Raw data:

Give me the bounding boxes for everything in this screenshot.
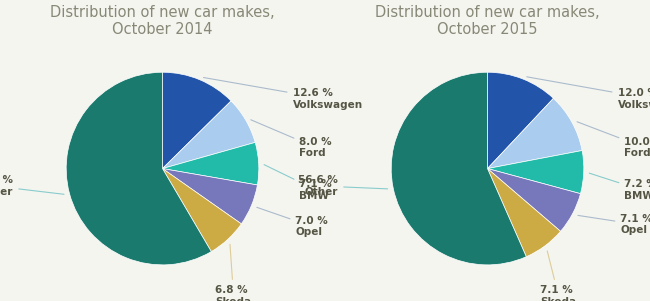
Wedge shape — [162, 169, 241, 252]
Wedge shape — [162, 142, 259, 185]
Wedge shape — [488, 72, 553, 169]
Text: 7.0 %
Opel: 7.0 % Opel — [257, 207, 328, 237]
Wedge shape — [162, 169, 257, 224]
Wedge shape — [488, 169, 580, 231]
Text: 7.1 %
BMW: 7.1 % BMW — [264, 165, 332, 200]
Text: 56.6 %
Other: 56.6 % Other — [298, 175, 387, 197]
Text: 6.8 %
Skoda: 6.8 % Skoda — [216, 244, 252, 301]
Wedge shape — [488, 98, 582, 169]
Text: 7.2 %
BMW: 7.2 % BMW — [590, 173, 650, 200]
Title: Distribution of new car makes,
October 2015: Distribution of new car makes, October 2… — [375, 5, 600, 37]
Text: 12.0 %
Volkswagen: 12.0 % Volkswagen — [526, 77, 650, 110]
Text: 7.1 %
Opel: 7.1 % Opel — [578, 214, 650, 235]
Wedge shape — [162, 72, 231, 169]
Wedge shape — [488, 150, 584, 194]
Wedge shape — [162, 101, 255, 169]
Wedge shape — [488, 169, 560, 257]
Text: 7.1 %
Skoda: 7.1 % Skoda — [541, 251, 577, 301]
Wedge shape — [391, 72, 526, 265]
Title: Distribution of new car makes,
October 2014: Distribution of new car makes, October 2… — [50, 5, 275, 37]
Text: 58.4 %
Other: 58.4 % Other — [0, 175, 64, 197]
Wedge shape — [66, 72, 211, 265]
Text: 8.0 %
Ford: 8.0 % Ford — [251, 120, 332, 158]
Text: 12.6 %
Volkswagen: 12.6 % Volkswagen — [203, 78, 363, 110]
Text: 10.0 %
Ford: 10.0 % Ford — [577, 122, 650, 158]
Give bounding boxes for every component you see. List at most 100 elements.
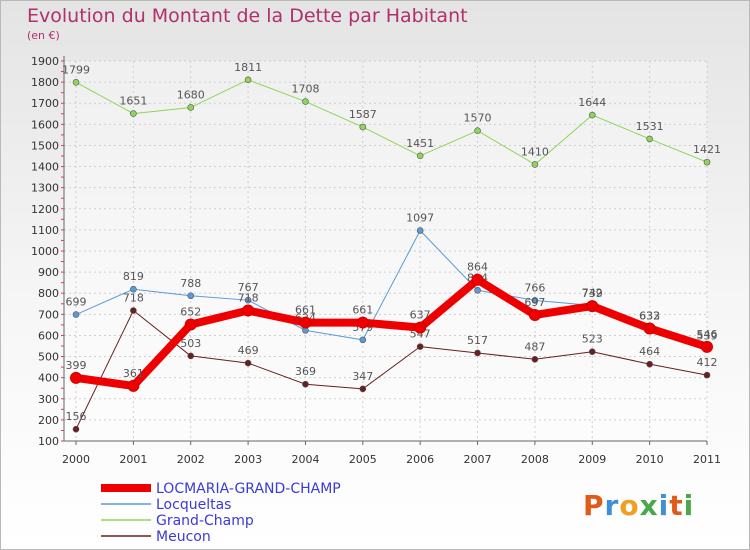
x-tick-label: 2007 xyxy=(464,453,492,466)
data-point-meucon xyxy=(416,343,424,350)
y-tick-label: 1800 xyxy=(31,76,59,89)
x-tick-label: 2001 xyxy=(119,453,147,466)
x-tick-label: 2009 xyxy=(578,453,606,466)
data-point-grand-champ xyxy=(244,76,252,84)
y-tick-label: 1700 xyxy=(31,97,59,110)
data-label-grand-champ: 1587 xyxy=(349,108,377,121)
data-label-locmaria-grand-champ: 652 xyxy=(180,305,201,318)
data-label-locmaria-grand-champ: 661 xyxy=(295,304,316,317)
logo-letter: t xyxy=(669,489,684,522)
data-label-grand-champ: 1644 xyxy=(578,96,606,109)
data-point-meucon xyxy=(703,371,711,379)
data-point-grand-champ xyxy=(187,104,195,111)
data-point-locmaria-grand-champ xyxy=(70,371,82,384)
data-point-meucon xyxy=(359,385,367,393)
data-point-locmaria-grand-champ xyxy=(701,340,713,353)
legend-label: Grand-Champ xyxy=(156,513,254,529)
data-point-grand-champ xyxy=(474,127,481,134)
data-label-grand-champ: 1421 xyxy=(693,143,721,156)
x-tick-label: 2005 xyxy=(349,453,377,466)
data-label-locmaria-grand-champ: 697 xyxy=(524,296,545,309)
logo-letter: x xyxy=(639,489,659,522)
y-tick-label: 300 xyxy=(38,393,59,406)
data-point-meucon xyxy=(531,355,539,363)
legend-label: Locqueltas xyxy=(156,497,231,513)
logo-letter: o xyxy=(619,489,640,522)
x-tick-label: 2010 xyxy=(636,453,664,466)
data-point-locqueltas xyxy=(130,285,137,293)
data-label-meucon: 469 xyxy=(238,344,259,357)
data-label-locqueltas: 1097 xyxy=(406,212,434,225)
legend-label: LOCMARIA-GRAND-CHAMP xyxy=(156,481,341,497)
y-tick-label: 700 xyxy=(38,308,59,321)
y-tick-label: 1000 xyxy=(31,245,59,258)
y-tick-label: 1200 xyxy=(31,203,59,216)
data-point-locmaria-grand-champ xyxy=(299,316,312,329)
y-tick-label: 1400 xyxy=(31,161,59,174)
y-tick-label: 200 xyxy=(38,414,59,427)
data-point-locqueltas xyxy=(474,286,481,294)
data-label-grand-champ: 1570 xyxy=(464,112,492,125)
y-tick-label: 600 xyxy=(38,329,59,342)
data-label-locmaria-grand-champ: 718 xyxy=(238,292,259,305)
y-tick-label: 1100 xyxy=(31,224,59,237)
data-label-meucon: 503 xyxy=(180,337,201,350)
data-point-locqueltas xyxy=(244,296,252,304)
data-point-locmaria-grand-champ xyxy=(356,316,369,329)
data-point-locmaria-grand-champ xyxy=(586,300,599,313)
data-point-locmaria-grand-champ xyxy=(414,321,427,334)
logo-letter: i xyxy=(658,489,670,522)
data-point-grand-champ xyxy=(588,111,596,119)
data-label-locqueltas: 819 xyxy=(123,270,144,283)
data-point-meucon xyxy=(302,380,309,388)
data-label-grand-champ: 1651 xyxy=(119,95,147,108)
data-label-meucon: 523 xyxy=(582,333,603,346)
data-point-meucon xyxy=(588,348,596,356)
data-label-grand-champ: 1799 xyxy=(62,63,90,76)
series-line-meucon xyxy=(75,310,708,430)
x-tick-label: 2003 xyxy=(234,453,262,466)
data-label-meucon: 369 xyxy=(295,365,316,378)
proxiti-logo: Proxiti xyxy=(583,489,694,522)
data-label-meucon: 464 xyxy=(639,345,660,358)
data-point-locqueltas xyxy=(72,311,80,318)
data-label-grand-champ: 1811 xyxy=(234,61,262,74)
x-tick-label: 2004 xyxy=(291,453,319,466)
data-label-grand-champ: 1451 xyxy=(406,137,434,150)
y-tick-label: 400 xyxy=(38,372,59,385)
data-point-grand-champ xyxy=(531,161,539,168)
data-label-locqueltas: 742 xyxy=(582,286,603,299)
x-tick-label: 2008 xyxy=(521,453,549,466)
data-point-grand-champ xyxy=(416,152,424,160)
x-tick-label: 2011 xyxy=(693,453,721,466)
data-point-grand-champ xyxy=(72,79,80,86)
y-tick-label: 100 xyxy=(38,435,59,448)
y-tick-label: 1600 xyxy=(31,118,59,131)
data-point-locmaria-grand-champ xyxy=(184,318,197,331)
logo-letter: i xyxy=(683,489,695,522)
series-line-grand-champ xyxy=(75,79,708,165)
data-label-grand-champ: 1410 xyxy=(521,145,549,158)
data-label-meucon: 412 xyxy=(697,356,718,369)
data-point-locmaria-grand-champ xyxy=(528,308,541,321)
legend-label: Meucon xyxy=(156,529,211,545)
y-tick-label: 500 xyxy=(38,351,59,364)
data-label-locqueltas: 539 xyxy=(697,329,718,342)
data-label-locqueltas: 788 xyxy=(180,277,201,290)
data-label-grand-champ: 1708 xyxy=(291,83,319,96)
data-point-meucon xyxy=(646,360,653,368)
x-tick-label: 2000 xyxy=(62,453,90,466)
data-point-grand-champ xyxy=(130,110,137,117)
data-point-locmaria-grand-champ xyxy=(242,304,255,317)
x-tick-label: 2006 xyxy=(406,453,434,466)
data-label-locmaria-grand-champ: 633 xyxy=(639,309,660,322)
data-point-locqueltas xyxy=(416,227,424,234)
y-tick-label: 1300 xyxy=(31,182,59,195)
data-point-meucon xyxy=(187,352,195,360)
x-tick-label: 2002 xyxy=(177,453,205,466)
data-point-grand-champ xyxy=(703,158,711,166)
data-label-locqueltas: 632 xyxy=(639,310,660,323)
series-line-locmaria-grand-champ xyxy=(75,275,709,390)
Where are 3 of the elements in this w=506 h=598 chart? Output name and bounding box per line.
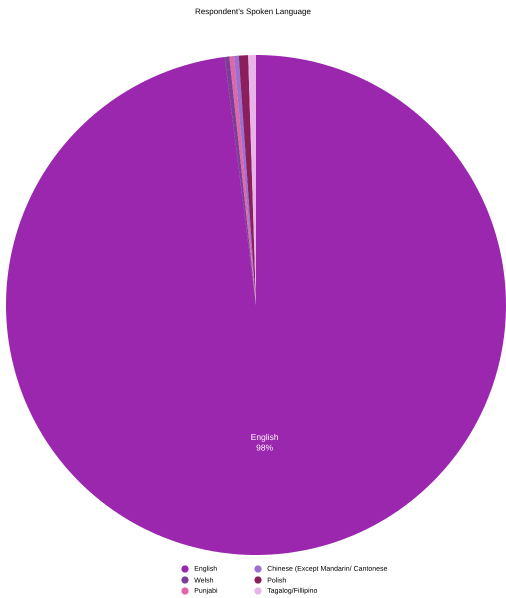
data-label: 98% (256, 444, 273, 451)
slice-label: English (251, 434, 278, 442)
chart-title: Respondent’s Spoken Language (196, 8, 311, 16)
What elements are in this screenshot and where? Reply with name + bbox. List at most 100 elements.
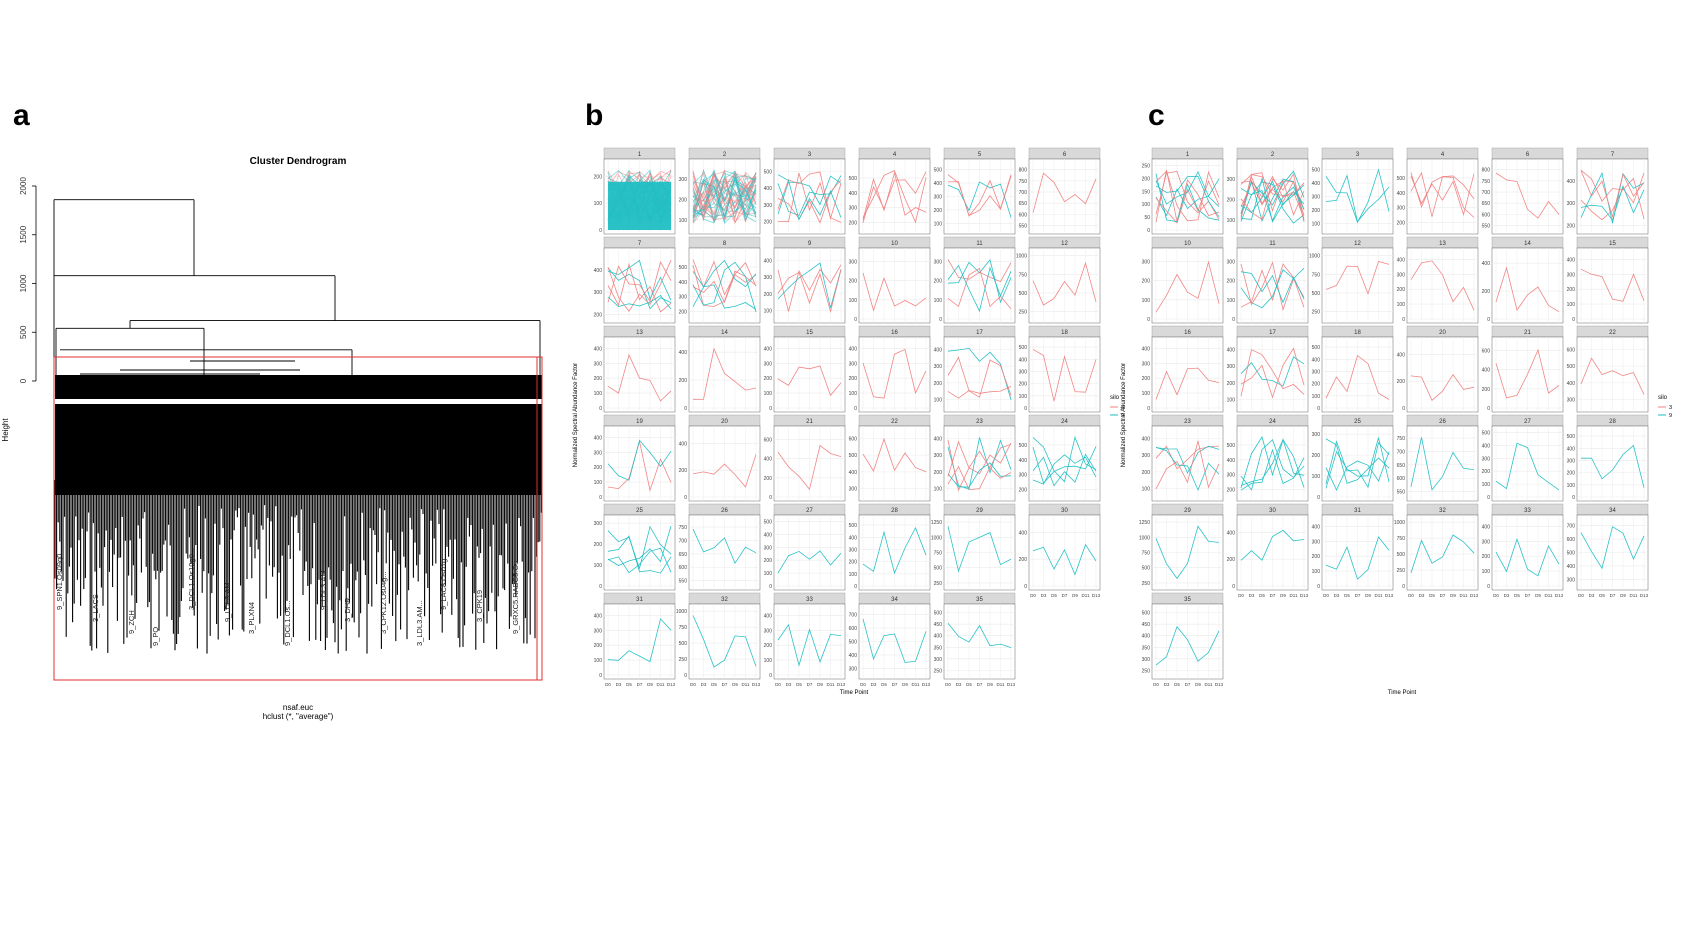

What you need to do: Quote the rows above, beginning with the line that contains "data-label: 98% (256, 444, 273, 451)" and continuing through the end of the rows, and leave the pictures out of your answer.

Output:
data-label: 98% (256, 444, 273, 451)
slice-label: English (251, 434, 278, 442)
chart-title: Respondent’s Spoken Language (196, 8, 311, 16)
What elements are in this screenshot and where? Reply with name + bbox. List at most 100 elements.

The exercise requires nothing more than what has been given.